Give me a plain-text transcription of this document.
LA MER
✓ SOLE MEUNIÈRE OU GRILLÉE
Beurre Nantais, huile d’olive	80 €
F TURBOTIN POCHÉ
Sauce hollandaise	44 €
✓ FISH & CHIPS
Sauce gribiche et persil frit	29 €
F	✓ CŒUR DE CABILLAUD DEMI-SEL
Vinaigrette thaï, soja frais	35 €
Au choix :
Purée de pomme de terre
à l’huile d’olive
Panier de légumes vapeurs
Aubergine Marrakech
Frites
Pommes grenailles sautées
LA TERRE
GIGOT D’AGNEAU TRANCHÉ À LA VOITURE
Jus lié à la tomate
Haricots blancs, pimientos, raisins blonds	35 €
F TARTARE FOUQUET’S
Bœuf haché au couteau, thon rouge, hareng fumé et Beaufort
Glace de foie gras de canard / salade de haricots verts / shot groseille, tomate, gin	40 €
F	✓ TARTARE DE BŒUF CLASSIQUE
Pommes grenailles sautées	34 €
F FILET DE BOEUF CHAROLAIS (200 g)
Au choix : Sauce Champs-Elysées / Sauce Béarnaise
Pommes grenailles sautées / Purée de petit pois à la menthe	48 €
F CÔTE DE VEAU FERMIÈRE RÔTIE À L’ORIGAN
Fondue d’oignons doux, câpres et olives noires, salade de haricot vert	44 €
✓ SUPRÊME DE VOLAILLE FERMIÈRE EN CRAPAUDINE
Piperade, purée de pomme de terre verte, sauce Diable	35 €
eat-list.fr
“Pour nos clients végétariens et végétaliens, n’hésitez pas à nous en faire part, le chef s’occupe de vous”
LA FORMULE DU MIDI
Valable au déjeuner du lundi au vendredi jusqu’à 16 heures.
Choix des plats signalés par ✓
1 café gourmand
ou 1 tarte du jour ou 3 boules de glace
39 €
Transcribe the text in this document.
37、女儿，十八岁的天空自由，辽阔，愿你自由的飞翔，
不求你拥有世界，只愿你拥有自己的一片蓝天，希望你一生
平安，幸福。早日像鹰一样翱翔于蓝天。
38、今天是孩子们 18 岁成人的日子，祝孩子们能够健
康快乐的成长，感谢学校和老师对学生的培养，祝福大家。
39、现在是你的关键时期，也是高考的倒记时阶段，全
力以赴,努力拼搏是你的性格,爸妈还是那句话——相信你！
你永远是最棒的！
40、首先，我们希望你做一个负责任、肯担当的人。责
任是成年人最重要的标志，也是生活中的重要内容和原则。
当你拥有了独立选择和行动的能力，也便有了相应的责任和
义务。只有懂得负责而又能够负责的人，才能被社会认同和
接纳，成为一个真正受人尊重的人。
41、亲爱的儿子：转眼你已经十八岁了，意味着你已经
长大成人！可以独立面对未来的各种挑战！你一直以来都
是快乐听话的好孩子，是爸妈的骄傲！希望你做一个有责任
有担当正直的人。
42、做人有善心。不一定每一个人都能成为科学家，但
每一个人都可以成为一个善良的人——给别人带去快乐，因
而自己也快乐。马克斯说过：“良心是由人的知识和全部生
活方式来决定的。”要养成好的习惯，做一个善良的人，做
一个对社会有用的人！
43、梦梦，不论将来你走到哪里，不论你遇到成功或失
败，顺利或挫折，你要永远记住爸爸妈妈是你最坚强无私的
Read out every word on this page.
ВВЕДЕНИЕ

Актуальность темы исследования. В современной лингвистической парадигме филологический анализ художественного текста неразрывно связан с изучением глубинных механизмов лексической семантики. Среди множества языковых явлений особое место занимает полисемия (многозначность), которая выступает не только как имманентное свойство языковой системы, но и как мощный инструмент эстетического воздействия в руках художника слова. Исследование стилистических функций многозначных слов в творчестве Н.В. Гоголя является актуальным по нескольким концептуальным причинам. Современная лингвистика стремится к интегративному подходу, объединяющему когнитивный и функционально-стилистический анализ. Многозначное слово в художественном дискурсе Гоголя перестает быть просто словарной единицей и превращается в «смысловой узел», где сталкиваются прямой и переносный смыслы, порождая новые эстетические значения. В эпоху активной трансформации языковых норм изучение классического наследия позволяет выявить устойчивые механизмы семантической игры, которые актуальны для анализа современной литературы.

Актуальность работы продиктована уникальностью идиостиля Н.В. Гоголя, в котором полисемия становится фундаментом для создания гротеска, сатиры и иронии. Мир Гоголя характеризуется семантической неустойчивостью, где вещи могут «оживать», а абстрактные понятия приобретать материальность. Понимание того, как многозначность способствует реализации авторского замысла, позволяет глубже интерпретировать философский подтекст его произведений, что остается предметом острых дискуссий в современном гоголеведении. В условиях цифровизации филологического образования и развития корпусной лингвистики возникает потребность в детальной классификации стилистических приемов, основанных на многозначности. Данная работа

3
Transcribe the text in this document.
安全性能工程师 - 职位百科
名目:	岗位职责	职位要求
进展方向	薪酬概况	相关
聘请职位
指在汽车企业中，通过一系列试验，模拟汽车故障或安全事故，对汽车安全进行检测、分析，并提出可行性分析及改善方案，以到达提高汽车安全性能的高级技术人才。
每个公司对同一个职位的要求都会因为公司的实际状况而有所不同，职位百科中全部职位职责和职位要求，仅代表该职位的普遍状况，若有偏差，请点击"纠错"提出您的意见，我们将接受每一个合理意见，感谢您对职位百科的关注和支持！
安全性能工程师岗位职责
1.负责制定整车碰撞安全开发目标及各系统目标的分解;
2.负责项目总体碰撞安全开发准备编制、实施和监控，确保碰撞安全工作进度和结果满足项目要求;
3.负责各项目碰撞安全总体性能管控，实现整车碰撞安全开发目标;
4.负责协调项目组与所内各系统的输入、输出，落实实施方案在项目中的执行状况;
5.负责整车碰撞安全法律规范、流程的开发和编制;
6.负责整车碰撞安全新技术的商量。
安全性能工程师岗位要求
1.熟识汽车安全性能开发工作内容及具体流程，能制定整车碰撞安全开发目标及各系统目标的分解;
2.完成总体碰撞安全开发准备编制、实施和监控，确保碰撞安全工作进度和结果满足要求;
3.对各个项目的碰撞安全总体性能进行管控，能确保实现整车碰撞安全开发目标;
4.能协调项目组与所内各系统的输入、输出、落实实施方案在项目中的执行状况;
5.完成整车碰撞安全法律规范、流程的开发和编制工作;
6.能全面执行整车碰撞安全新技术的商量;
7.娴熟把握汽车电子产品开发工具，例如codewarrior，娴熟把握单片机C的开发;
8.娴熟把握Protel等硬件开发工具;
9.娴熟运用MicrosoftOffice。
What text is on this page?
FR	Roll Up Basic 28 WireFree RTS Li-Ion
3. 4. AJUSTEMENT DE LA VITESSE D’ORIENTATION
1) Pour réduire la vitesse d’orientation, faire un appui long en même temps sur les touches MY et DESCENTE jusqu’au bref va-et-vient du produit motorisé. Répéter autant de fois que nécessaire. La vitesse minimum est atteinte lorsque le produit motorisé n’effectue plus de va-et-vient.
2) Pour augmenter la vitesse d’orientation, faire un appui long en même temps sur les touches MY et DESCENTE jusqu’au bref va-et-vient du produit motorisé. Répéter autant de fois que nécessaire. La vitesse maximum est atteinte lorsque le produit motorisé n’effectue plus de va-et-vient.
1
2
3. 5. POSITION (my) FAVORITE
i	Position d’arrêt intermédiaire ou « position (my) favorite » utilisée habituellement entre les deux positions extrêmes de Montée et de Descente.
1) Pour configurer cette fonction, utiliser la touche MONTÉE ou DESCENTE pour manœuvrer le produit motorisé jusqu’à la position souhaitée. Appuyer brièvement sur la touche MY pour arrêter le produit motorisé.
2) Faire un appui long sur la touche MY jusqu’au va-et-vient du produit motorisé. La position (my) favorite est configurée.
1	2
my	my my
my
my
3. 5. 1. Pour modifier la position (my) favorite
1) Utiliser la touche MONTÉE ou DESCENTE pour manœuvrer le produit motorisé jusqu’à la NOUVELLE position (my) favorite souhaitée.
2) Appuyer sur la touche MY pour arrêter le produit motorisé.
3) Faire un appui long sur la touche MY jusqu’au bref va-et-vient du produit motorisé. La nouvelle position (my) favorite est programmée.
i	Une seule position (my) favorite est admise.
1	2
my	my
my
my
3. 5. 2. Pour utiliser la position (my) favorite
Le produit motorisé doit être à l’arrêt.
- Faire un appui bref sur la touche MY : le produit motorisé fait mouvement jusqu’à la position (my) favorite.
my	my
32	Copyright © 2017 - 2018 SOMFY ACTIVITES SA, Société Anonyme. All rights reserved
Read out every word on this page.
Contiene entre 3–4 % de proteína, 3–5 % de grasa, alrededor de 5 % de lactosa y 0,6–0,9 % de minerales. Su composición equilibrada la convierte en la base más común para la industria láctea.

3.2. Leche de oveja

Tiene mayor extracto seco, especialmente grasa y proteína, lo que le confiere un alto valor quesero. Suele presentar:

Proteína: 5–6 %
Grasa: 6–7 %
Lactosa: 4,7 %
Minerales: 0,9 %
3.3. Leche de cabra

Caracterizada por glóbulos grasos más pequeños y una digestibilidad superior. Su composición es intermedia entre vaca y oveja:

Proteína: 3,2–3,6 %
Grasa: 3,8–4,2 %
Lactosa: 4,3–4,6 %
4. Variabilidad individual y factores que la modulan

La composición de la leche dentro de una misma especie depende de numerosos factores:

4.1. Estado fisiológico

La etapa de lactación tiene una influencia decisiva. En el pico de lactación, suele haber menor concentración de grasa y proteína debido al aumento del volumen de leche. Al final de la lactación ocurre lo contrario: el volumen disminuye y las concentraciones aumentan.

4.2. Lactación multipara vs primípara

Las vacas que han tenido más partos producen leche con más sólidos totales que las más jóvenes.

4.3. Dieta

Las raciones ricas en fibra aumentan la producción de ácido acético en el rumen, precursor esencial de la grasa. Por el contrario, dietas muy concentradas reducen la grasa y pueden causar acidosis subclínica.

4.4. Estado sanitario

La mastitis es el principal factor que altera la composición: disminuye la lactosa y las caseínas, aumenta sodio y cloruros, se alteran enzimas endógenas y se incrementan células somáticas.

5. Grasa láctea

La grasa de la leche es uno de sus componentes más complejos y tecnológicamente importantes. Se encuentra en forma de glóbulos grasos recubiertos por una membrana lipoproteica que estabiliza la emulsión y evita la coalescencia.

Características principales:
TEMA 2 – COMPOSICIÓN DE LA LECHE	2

#### Exercise details
Among the lines of the material above, how many include the string "TARTARE"? Report only that number.

#### Answer in full
2